**EXERCISE DETAILS**
Take every line that has the string "JSON" and copy it out.
** start of ROWS **
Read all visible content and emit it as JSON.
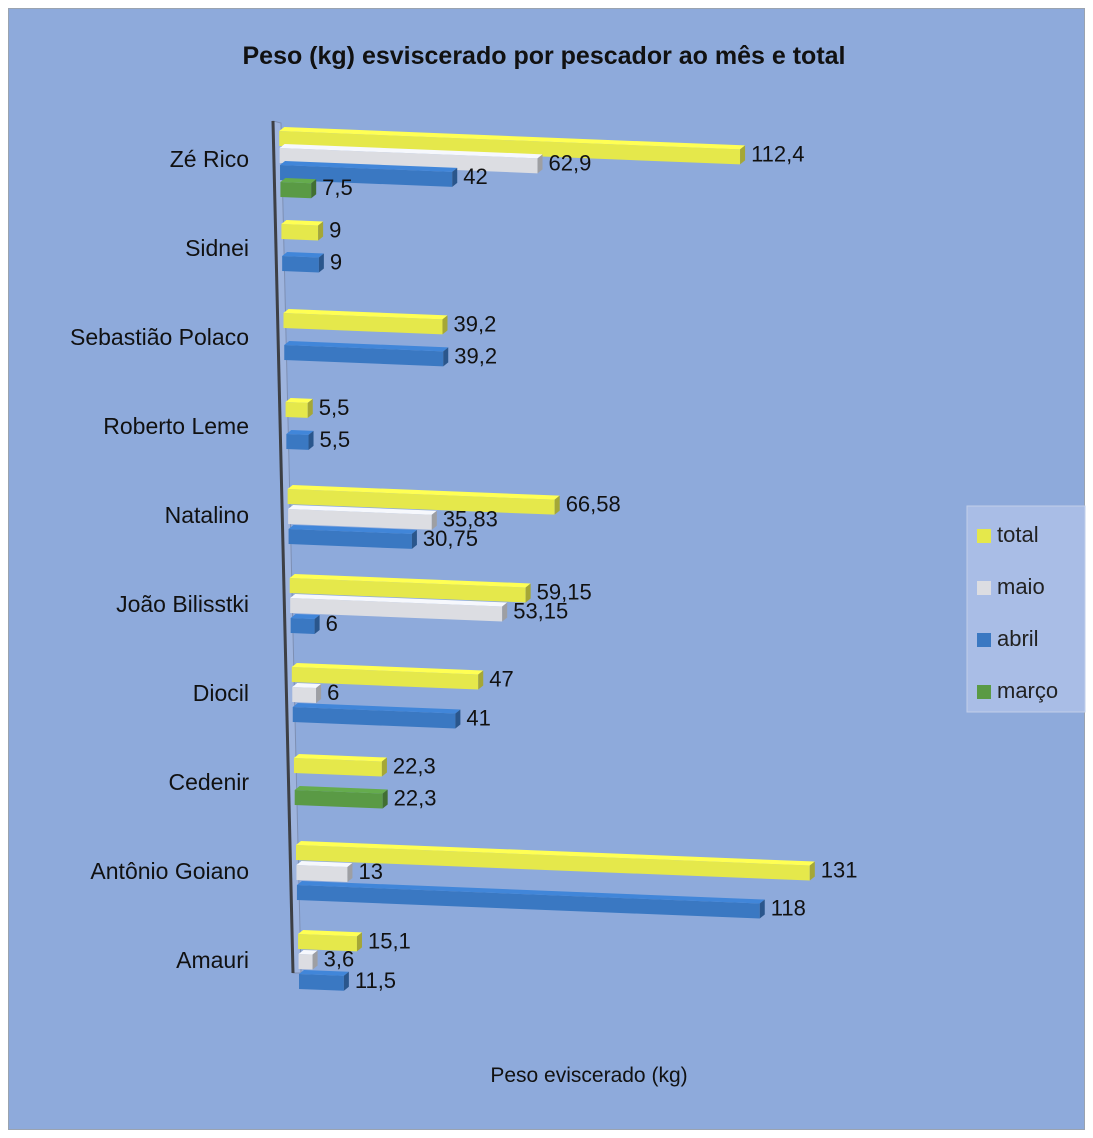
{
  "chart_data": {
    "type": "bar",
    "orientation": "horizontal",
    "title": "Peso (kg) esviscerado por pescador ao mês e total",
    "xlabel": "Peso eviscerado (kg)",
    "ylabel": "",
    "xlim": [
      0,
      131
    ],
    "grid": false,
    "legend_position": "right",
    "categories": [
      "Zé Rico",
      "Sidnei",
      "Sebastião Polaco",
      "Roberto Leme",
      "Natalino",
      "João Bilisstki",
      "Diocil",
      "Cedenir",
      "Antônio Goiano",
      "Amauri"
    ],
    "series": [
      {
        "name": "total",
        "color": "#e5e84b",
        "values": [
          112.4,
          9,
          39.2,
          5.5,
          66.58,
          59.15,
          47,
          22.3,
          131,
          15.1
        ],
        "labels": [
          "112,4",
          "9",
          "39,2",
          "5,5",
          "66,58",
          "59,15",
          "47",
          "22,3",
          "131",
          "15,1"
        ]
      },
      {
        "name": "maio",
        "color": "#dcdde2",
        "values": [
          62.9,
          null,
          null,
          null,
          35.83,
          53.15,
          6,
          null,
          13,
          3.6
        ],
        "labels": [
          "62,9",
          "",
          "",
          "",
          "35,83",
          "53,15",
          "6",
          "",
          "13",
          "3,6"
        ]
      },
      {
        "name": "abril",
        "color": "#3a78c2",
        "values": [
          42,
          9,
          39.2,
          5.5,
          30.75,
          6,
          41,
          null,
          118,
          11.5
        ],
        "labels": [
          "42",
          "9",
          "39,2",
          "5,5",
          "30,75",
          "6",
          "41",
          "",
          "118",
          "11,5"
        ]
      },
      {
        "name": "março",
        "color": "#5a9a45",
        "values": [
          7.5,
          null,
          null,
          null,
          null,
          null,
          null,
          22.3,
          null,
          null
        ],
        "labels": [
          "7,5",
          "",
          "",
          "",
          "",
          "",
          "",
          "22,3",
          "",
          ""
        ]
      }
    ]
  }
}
** end of ROWS **
** start of ROWS **
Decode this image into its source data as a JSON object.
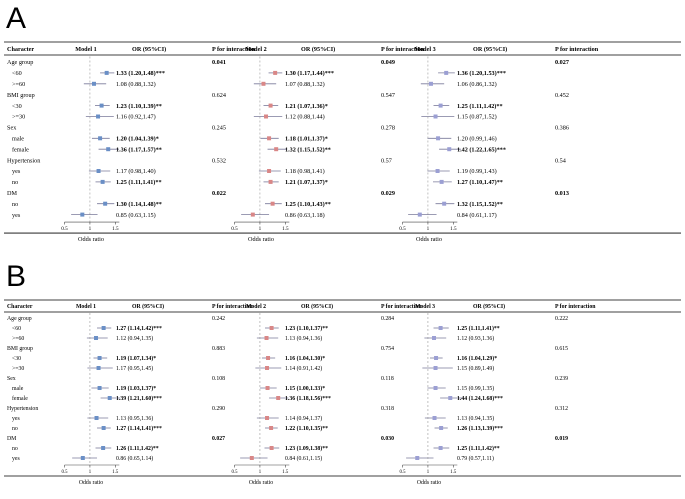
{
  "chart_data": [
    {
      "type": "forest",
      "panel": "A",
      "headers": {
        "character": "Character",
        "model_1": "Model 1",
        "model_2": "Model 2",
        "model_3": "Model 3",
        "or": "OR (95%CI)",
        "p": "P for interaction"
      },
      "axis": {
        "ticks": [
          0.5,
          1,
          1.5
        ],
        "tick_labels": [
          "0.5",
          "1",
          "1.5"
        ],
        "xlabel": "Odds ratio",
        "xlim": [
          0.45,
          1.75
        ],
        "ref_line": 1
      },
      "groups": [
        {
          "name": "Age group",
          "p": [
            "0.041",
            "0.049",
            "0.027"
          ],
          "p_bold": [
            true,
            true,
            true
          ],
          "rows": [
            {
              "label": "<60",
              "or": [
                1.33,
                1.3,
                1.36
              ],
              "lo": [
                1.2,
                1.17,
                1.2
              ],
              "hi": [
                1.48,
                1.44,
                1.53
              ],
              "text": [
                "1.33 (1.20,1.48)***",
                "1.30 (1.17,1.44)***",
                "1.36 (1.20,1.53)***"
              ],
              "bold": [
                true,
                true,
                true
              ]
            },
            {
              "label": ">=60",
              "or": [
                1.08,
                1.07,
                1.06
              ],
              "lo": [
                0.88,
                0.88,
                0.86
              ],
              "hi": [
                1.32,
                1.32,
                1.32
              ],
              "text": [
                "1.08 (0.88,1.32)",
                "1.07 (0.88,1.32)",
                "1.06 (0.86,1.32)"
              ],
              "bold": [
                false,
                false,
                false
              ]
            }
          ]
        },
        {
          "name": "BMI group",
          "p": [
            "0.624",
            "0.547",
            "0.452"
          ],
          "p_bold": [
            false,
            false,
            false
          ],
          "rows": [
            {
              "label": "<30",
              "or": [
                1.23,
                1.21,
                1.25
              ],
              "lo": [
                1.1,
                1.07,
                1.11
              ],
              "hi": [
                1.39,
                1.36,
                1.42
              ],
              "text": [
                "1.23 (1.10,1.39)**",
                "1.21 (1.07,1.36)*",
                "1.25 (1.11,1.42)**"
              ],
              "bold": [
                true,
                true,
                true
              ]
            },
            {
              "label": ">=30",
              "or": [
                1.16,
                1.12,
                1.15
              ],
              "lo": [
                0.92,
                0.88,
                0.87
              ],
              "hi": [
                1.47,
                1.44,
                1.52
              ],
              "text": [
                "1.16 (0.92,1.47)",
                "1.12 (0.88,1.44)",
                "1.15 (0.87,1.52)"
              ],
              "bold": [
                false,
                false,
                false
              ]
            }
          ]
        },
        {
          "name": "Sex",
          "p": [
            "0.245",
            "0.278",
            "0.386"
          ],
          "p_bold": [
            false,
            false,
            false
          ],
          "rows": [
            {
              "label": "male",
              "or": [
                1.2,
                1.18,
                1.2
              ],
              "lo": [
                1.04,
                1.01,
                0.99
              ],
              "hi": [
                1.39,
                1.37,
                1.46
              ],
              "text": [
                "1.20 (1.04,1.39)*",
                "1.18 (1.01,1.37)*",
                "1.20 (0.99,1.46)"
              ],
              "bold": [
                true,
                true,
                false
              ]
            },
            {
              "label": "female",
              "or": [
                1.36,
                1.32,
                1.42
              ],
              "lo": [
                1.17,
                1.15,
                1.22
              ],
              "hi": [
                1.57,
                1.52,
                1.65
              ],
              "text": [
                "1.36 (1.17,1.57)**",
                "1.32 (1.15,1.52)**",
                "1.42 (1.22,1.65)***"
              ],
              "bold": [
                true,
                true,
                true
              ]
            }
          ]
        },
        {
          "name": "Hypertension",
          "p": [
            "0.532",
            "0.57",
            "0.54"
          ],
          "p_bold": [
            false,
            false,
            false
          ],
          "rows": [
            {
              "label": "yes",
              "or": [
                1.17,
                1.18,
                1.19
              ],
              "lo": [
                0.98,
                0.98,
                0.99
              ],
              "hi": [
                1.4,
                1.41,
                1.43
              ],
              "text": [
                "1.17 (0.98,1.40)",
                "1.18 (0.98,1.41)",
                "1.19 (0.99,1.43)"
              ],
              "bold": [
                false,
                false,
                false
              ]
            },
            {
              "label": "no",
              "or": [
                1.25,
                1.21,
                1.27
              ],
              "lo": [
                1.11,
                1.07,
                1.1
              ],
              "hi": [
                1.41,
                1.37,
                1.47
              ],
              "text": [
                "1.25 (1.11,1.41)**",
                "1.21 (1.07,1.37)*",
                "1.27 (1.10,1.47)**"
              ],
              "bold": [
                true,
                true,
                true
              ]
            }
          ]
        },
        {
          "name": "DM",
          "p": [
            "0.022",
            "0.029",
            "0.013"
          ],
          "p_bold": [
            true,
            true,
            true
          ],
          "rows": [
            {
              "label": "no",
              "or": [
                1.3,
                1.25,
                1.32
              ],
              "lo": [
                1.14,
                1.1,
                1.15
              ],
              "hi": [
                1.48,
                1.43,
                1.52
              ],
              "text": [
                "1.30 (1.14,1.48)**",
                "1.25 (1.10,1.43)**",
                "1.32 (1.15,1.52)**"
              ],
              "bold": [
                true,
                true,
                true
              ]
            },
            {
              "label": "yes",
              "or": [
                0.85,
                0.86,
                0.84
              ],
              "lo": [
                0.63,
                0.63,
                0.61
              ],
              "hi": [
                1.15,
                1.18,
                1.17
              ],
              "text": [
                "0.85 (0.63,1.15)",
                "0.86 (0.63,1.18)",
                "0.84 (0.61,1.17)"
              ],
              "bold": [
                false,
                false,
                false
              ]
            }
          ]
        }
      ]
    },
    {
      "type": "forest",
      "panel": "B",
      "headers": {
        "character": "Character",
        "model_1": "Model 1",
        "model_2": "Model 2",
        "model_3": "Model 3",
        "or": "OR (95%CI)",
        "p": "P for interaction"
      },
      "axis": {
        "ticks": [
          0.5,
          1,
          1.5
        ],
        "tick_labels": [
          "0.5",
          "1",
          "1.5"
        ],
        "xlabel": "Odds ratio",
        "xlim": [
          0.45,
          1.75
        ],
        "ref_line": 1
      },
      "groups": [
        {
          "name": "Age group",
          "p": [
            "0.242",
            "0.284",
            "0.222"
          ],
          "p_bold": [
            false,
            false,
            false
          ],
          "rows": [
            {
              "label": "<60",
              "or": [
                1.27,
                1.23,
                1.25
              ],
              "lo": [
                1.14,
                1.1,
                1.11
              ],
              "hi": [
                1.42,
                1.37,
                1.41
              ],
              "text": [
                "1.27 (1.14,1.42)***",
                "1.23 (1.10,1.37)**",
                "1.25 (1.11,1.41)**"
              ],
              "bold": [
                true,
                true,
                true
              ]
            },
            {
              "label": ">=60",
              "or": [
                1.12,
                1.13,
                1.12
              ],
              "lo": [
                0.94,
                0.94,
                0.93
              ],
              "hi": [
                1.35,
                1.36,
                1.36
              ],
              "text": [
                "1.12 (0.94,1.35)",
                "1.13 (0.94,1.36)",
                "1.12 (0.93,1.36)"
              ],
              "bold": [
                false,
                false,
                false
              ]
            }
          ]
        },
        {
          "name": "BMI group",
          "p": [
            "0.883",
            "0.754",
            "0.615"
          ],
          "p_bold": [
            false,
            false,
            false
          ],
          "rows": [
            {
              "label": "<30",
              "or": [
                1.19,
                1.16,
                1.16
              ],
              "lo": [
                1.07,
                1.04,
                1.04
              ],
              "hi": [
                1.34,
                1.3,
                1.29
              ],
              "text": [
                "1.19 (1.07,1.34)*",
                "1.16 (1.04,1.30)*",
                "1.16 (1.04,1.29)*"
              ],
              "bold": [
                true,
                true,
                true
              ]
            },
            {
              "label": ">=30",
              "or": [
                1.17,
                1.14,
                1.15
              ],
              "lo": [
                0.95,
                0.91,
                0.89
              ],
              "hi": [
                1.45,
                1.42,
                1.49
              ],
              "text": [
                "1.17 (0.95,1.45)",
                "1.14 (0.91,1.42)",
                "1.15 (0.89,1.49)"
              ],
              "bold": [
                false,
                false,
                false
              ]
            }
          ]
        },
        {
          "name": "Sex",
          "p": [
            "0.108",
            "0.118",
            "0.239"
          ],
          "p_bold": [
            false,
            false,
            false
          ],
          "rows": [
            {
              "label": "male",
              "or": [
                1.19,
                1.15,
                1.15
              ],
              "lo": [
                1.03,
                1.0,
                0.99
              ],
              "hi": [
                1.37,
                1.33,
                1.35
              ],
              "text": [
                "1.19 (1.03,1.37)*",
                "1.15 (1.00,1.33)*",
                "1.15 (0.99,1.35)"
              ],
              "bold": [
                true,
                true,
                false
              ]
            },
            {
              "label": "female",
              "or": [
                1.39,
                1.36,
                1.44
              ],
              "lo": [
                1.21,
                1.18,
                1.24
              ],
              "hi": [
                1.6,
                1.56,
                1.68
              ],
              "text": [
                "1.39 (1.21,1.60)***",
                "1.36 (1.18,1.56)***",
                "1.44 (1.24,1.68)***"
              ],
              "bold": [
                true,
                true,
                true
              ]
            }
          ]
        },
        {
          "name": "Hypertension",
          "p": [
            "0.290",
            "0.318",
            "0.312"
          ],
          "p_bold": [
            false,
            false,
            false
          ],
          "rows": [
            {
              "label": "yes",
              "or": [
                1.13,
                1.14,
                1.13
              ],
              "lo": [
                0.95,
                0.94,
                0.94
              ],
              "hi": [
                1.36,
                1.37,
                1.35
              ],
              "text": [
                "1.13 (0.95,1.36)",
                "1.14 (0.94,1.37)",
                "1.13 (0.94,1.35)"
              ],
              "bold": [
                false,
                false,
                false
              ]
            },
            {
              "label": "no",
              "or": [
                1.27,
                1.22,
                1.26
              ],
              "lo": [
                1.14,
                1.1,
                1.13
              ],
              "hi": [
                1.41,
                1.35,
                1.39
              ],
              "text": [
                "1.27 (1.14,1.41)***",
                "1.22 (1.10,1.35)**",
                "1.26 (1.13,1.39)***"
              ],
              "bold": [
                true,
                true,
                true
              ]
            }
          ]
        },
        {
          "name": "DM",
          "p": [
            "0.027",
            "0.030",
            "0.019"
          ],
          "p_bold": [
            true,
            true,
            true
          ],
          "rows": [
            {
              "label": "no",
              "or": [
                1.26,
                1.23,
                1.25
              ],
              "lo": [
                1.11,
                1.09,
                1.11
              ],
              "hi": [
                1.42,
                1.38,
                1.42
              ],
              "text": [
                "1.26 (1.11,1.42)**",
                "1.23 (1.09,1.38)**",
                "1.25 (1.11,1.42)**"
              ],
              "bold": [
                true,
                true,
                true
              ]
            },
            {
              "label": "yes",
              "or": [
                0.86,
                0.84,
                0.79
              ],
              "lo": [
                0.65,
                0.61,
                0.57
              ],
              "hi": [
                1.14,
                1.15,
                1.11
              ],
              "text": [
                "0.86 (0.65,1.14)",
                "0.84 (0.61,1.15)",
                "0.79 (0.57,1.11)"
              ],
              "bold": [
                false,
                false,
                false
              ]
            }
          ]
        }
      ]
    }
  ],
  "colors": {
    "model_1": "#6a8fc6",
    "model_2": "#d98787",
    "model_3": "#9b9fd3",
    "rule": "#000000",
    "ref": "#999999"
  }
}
** end of ROWS **
**RESPONSE FOR THIS EXERCISE**
Read all visible content and emit it as JSON.
Decode this image into its source data as a JSON object.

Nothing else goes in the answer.